▶ **Problem description**: Print each line of the listing once more, precisely as given.

━━━ Provided data ━━━

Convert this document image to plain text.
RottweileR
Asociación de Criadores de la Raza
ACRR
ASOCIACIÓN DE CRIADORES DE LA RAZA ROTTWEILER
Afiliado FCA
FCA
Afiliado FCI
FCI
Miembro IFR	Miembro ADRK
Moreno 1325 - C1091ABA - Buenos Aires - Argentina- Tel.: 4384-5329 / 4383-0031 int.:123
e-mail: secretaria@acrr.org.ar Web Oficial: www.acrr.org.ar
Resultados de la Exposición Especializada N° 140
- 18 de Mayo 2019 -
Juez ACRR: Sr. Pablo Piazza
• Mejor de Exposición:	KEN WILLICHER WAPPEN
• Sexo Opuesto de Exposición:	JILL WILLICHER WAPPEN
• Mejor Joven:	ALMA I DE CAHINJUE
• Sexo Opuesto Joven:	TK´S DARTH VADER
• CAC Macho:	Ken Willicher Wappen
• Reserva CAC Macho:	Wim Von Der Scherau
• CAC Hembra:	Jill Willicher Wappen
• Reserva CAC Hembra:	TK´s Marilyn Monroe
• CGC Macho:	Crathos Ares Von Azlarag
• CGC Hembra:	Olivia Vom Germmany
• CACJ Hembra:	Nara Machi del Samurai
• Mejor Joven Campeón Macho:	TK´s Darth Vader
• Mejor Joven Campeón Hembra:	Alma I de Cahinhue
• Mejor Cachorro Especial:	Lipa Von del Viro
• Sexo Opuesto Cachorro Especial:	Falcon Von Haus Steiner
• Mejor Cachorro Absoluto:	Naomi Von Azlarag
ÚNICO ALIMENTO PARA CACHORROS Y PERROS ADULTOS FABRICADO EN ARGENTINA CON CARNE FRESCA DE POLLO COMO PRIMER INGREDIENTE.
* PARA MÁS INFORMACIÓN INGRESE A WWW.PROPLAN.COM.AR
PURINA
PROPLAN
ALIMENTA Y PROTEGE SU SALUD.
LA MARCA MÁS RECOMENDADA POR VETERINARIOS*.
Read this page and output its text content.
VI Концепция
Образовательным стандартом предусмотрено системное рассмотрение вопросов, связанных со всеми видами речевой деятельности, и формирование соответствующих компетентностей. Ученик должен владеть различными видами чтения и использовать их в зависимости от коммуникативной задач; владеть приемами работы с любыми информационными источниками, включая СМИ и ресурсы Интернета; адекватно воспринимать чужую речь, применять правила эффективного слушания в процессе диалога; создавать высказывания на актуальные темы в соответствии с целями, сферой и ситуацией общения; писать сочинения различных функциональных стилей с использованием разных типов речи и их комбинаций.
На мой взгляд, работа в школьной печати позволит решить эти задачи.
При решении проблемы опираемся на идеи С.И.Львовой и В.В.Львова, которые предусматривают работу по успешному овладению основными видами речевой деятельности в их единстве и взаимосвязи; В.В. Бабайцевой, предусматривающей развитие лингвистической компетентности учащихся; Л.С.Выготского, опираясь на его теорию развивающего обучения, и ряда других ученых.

━━━

▶ **Answer**:
Convert this document image to plain text.
RottweileR
Asociación de Criadores de la Raza
ACRR
ASOCIACIÓN DE CRIADORES DE LA RAZA ROTTWEILER
Afiliado FCA
FCA
Afiliado FCI
FCI
Miembro IFR	Miembro ADRK
Moreno 1325 - C1091ABA - Buenos Aires - Argentina- Tel.: 4384-5329 / 4383-0031 int.:123
e-mail: secretaria@acrr.org.ar Web Oficial: www.acrr.org.ar
Resultados de la Exposición Especializada N° 140
- 18 de Mayo 2019 -
Juez ACRR: Sr. Pablo Piazza
• Mejor de Exposición:	KEN WILLICHER WAPPEN
• Sexo Opuesto de Exposición:	JILL WILLICHER WAPPEN
• Mejor Joven:	ALMA I DE CAHINJUE
• Sexo Opuesto Joven:	TK´S DARTH VADER
• CAC Macho:	Ken Willicher Wappen
• Reserva CAC Macho:	Wim Von Der Scherau
• CAC Hembra:	Jill Willicher Wappen
• Reserva CAC Hembra:	TK´s Marilyn Monroe
• CGC Macho:	Crathos Ares Von Azlarag
• CGC Hembra:	Olivia Vom Germmany
• CACJ Hembra:	Nara Machi del Samurai
• Mejor Joven Campeón Macho:	TK´s Darth Vader
• Mejor Joven Campeón Hembra:	Alma I de Cahinhue
• Mejor Cachorro Especial:	Lipa Von del Viro
• Sexo Opuesto Cachorro Especial:	Falcon Von Haus Steiner
• Mejor Cachorro Absoluto:	Naomi Von Azlarag
ÚNICO ALIMENTO PARA CACHORROS Y PERROS ADULTOS FABRICADO EN ARGENTINA CON CARNE FRESCA DE POLLO COMO PRIMER INGREDIENTE.
* PARA MÁS INFORMACIÓN INGRESE A WWW.PROPLAN.COM.AR
PURINA
PROPLAN
ALIMENTA Y PROTEGE SU SALUD.
LA MARCA MÁS RECOMENDADA POR VETERINARIOS*.
Read this page and output its text content.
VI Концепция
Образовательным стандартом предусмотрено системное рассмотрение вопросов, связанных со всеми видами речевой деятельности, и формирование соответствующих компетентностей. Ученик должен владеть различными видами чтения и использовать их в зависимости от коммуникативной задач; владеть приемами работы с любыми информационными источниками, включая СМИ и ресурсы Интернета; адекватно воспринимать чужую речь, применять правила эффективного слушания в процессе диалога; создавать высказывания на актуальные темы в соответствии с целями, сферой и ситуацией общения; писать сочинения различных функциональных стилей с использованием разных типов речи и их комбинаций.
На мой взгляд, работа в школьной печати позволит решить эти задачи.
При решении проблемы опираемся на идеи С.И.Львовой и В.В.Львова, которые предусматривают работу по успешному овладению основными видами речевой деятельности в их единстве и взаимосвязи; В.В. Бабайцевой, предусматривающей развитие лингвистической компетентности учащихся; Л.С.Выготского, опираясь на его теорию развивающего обучения, и ряда других ученых.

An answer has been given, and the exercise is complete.